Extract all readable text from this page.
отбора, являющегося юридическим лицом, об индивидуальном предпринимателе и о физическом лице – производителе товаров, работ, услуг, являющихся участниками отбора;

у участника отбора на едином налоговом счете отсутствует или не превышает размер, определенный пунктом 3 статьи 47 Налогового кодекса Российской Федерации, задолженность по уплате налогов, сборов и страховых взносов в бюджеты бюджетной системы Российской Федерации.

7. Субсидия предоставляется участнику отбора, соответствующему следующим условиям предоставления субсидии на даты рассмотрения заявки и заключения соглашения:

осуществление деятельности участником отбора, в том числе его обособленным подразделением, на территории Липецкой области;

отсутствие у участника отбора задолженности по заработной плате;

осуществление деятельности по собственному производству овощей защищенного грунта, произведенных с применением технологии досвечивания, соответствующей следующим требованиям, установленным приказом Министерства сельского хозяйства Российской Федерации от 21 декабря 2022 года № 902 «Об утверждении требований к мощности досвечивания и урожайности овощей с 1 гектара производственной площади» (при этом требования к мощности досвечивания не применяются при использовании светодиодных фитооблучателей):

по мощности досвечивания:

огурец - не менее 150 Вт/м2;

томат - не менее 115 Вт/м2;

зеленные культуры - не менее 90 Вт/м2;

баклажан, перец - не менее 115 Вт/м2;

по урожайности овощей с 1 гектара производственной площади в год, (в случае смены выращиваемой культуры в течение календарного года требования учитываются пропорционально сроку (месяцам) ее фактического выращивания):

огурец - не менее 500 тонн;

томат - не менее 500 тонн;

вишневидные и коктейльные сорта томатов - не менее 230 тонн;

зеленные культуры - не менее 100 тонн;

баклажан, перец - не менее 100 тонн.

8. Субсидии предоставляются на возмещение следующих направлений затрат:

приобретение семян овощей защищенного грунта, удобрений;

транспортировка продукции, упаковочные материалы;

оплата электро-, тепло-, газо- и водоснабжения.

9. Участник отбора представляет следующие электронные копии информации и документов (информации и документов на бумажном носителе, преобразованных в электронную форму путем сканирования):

--

--- TASK OBJECTIVE ---
Your task is to retype all the records above with nothing left out.

--- RESPONSE ---
Extract all readable text from this page.
отбора, являющегося юридическим лицом, об индивидуальном предпринимателе и о физическом лице – производителе товаров, работ, услуг, являющихся участниками отбора;

у участника отбора на едином налоговом счете отсутствует или не превышает размер, определенный пунктом 3 статьи 47 Налогового кодекса Российской Федерации, задолженность по уплате налогов, сборов и страховых взносов в бюджеты бюджетной системы Российской Федерации.

7. Субсидия предоставляется участнику отбора, соответствующему следующим условиям предоставления субсидии на даты рассмотрения заявки и заключения соглашения:

осуществление деятельности участником отбора, в том числе его обособленным подразделением, на территории Липецкой области;

отсутствие у участника отбора задолженности по заработной плате;

осуществление деятельности по собственному производству овощей защищенного грунта, произведенных с применением технологии досвечивания, соответствующей следующим требованиям, установленным приказом Министерства сельского хозяйства Российской Федерации от 21 декабря 2022 года № 902 «Об утверждении требований к мощности досвечивания и урожайности овощей с 1 гектара производственной площади» (при этом требования к мощности досвечивания не применяются при использовании светодиодных фитооблучателей):

по мощности досвечивания:

огурец - не менее 150 Вт/м2;

томат - не менее 115 Вт/м2;

зеленные культуры - не менее 90 Вт/м2;

баклажан, перец - не менее 115 Вт/м2;

по урожайности овощей с 1 гектара производственной площади в год, (в случае смены выращиваемой культуры в течение календарного года требования учитываются пропорционально сроку (месяцам) ее фактического выращивания):

огурец - не менее 500 тонн;

томат - не менее 500 тонн;

вишневидные и коктейльные сорта томатов - не менее 230 тонн;

зеленные культуры - не менее 100 тонн;

баклажан, перец - не менее 100 тонн.

8. Субсидии предоставляются на возмещение следующих направлений затрат:

приобретение семян овощей защищенного грунта, удобрений;

транспортировка продукции, упаковочные материалы;

оплата электро-, тепло-, газо- и водоснабжения.

9. Участник отбора представляет следующие электронные копии информации и документов (информации и документов на бумажном носителе, преобразованных в электронную форму путем сканирования):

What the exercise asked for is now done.